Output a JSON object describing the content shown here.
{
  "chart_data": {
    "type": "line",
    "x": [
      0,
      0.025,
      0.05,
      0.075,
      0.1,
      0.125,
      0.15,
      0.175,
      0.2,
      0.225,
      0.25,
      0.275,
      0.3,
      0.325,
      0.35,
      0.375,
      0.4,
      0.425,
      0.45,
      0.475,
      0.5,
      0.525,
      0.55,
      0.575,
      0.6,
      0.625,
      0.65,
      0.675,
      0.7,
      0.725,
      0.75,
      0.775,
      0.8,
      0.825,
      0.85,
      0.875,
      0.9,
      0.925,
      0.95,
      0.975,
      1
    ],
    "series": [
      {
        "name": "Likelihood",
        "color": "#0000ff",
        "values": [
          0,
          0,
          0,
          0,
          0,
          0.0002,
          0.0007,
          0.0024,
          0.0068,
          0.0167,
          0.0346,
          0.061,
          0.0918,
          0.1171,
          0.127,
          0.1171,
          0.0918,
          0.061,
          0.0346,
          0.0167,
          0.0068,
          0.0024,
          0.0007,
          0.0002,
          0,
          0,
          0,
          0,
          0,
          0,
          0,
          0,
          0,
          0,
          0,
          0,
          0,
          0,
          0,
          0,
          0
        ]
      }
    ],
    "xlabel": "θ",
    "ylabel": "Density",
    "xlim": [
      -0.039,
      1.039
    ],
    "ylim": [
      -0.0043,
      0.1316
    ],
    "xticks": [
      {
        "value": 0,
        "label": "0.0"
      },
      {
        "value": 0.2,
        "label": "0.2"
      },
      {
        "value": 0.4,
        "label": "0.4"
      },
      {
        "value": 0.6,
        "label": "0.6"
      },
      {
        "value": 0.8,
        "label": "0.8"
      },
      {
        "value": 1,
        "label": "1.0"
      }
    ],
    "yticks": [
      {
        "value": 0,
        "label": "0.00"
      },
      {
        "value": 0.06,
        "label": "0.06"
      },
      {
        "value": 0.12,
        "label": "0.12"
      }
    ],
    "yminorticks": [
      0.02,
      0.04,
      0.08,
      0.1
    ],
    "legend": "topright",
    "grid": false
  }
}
□ □ □ □ □
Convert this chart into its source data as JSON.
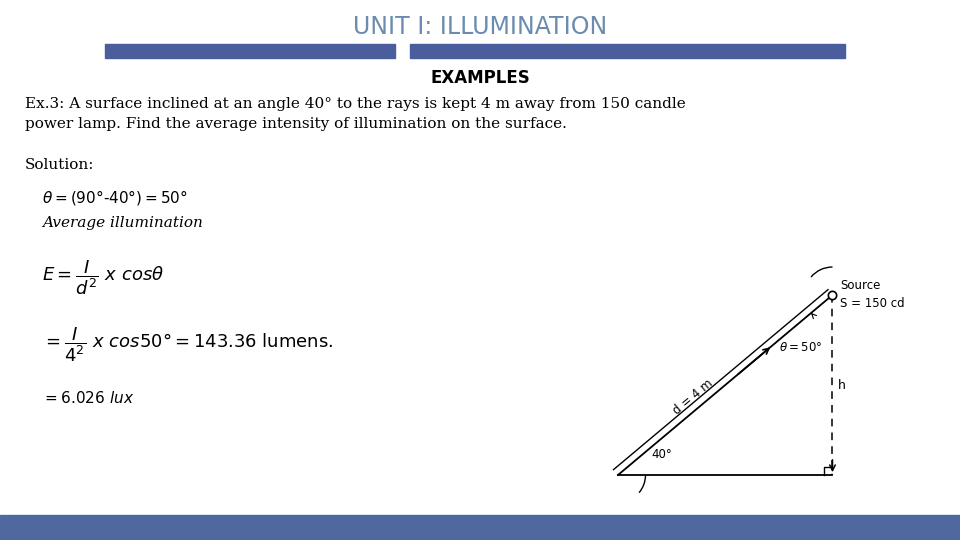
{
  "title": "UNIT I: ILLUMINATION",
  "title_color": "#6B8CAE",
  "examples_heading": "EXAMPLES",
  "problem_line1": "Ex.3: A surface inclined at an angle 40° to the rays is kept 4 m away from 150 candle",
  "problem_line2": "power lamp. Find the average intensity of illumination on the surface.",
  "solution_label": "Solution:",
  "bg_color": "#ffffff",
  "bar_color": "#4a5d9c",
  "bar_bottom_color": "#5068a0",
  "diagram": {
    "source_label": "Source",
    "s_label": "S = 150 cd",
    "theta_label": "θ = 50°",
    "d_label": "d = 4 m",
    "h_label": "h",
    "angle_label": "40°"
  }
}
□ □ □ □ □
What you should do:
Select and copy each line from the data that includes the word "surface".

Solved problem:
  "problem_line1": "Ex.3: A surface inclined at an angle 40° to the rays is kept 4 m away from 150 candle",
  "problem_line2": "power lamp. Find the average intensity of illumination on the surface.",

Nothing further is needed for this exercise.